## Trecho
▽

Para efeito de simplificação é de todo aconselhável que desconsideremos os efeitos inflacionários porque isto implicaria em utilizar critérios, fórmulas e cálculos que fugiriam do ânimo de apresentar uma demonstração simplista. É importante ressaltar, apenas, que a correção monetária não representa efetivo acréscimo de capital, mas sim, apenas sua recomposição do poder de compra. Assim, desconsideremos tais efeitos porque, no caso, são inócuos para o desenvolvimento do raciocínio e, ao contrário, inoportunos para a melhor compreensão do que se deseja expor.

Pois bem, caro leitor, é bastante razoável crer que você não seja um usurário e, menos ainda, que tente levar vantagens indevidas sobre alguém – que dirá de um amigo seu de longa data. Contudo, suas economias compõem seu patrimônio e decorrem do fruto de seu trabalho, razão porque é natural que se estipule alguma remuneração sobre o empréstimo pretendido.

Portanto, seu senso de justiça indica que a cobrança de juros de 1% (um por cento) ao mês são módicos, justos e, até onde dita o senso comum no Brasil, absolutamente legais. Seu vizinho amigo, mutuário nessa relação, concorda com tais encargos e sugere pagar tudo ao final de um ano, isto é: R$ 1.120,00. Assim, ele lhe estaria reembolsando o principal de R$ 1.000,00 mais juros de 12%, relativos ao ano em que o capital ficaria emprestado.

Nada impediria que tal ajuste fosse feito nessas bases, entretanto, tanto você quanto seu amigo têm plena ciência que esse tipo de negócio não é usual. Afinal, todas as dívidas e obrigações assumidas pelo brasileiro médio – como você e seu vizinho – são contratadas para serem saldadas em prestações mensais. Ainda, é lógico acreditar, inclusive, que tais economias estivessem devidamente aplicadas num Fundo de Investimentos ou Caderneta de Poupança que geram rendimentos, no mínimo, uma vez por mês. Assim, sua contraproposta é de que seu vizinho faça amortizações mensais desse empréstimo, de forma que, ao final, daqui um ano, toda a dívida esteja paga.

O negócio está evoluindo bem e seu amigo concorda com a estipulação de pagamentos mensais. Assim, ele lhe propõe que, a cada mês e durante doze meses, pagaria R$ 10,00 (dez reais), que representam exatamente 1% do valor do empréstimo e, no último vencimento, daqui um ano, saldaria também o principal. Isso equivaleria aos mesmos R$ 1.120,00, porém, pagos de uma forma mais razoável, como se a todo mês ele "renovasse" o empréstimo.

Apesar de seu inegável senso de justiça, você entende que mais justo é que sejam pagos, a cada mês, não só os juros, mas também parcelas do principal emprestado, o que seu vizinho aceita meio a contragosto, pois afinal ele precisa do dinheiro.

△

## Exercícios
**A.** Resuma em duas frases o trecho sobre o empréstimo ao vizinho.
**B.** Transcreva, do trecho sobre o empréstimo ao vizinho, a parte que se abre com as palavras contendo "Para efeito de" e se fecha com "se deseja expor.".
**C.** Prossiga o texto sobre o empréstimo ao vizinho a partir do ponto em que ele termina.
O material que vem depois deste trecho é independente dele.

## Linhas de dados

▽

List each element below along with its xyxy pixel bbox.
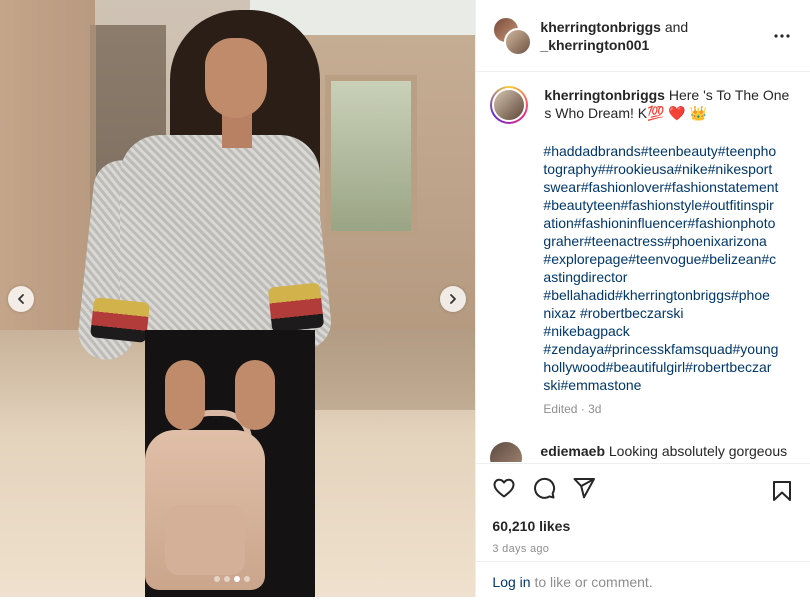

△

## Respostas por tarefa
**A.** Deixando de lado os efeitos inflacionários, o trecho trata de um empréstimo de R$ 1.000,00 a um vizinho amigo, com juros de 1% ao mês, que ele sugere quitar com R$ 1.120,00 ao final de um ano. Diante da contraproposta de amortizações mensais, o vizinho oferece pagar R$ 10,00 por mês e saldar o principal no último vencimento, mas o credor considera mais justo incluir parcelas do principal a cada mês, o que o vizinho aceita meio a contragosto.

**B.**
Para efeito de simplificação é de todo aconselhável que desconsideremos os efeitos inflacionários porque isto implicaria em utilizar critérios, fórmulas e cálculos que fugiriam do ânimo de apresentar uma demonstração simplista. É importante ressaltar, apenas, que a correção monetária não representa efetivo acréscimo de capital, mas sim, apenas sua recomposição do poder de compra. Assim, desconsideremos tais efeitos porque, no caso, são inócuos para o desenvolvimento do raciocínio e, ao contrário, inoportunos para a melhor compreensão do que se deseja expor.

**C.**
Então, você sugere a seu amigo dividir o valor total em doze vezes, isto é R$ 1.120,00 : 12 meses, o que implicaria em pagamentos mensais de R$ 93,33. Ou seja, 12 parcelas de R$ 83,33 que representariam os R$ 1.000,00 do empréstimo, mais 12 parcelas de R$ 10,00, que equivaleriam a 1% ao mês sobre o valor emprestado.

Seu vizinho coça a cabeça e, constrangido, lhe informa que tal forma não seria correta, porque se ele estaria pagando, a cada mês, parte do empréstimo, não seria justo que pagasse o mesmo valor de juros todo mês sobre o montante total.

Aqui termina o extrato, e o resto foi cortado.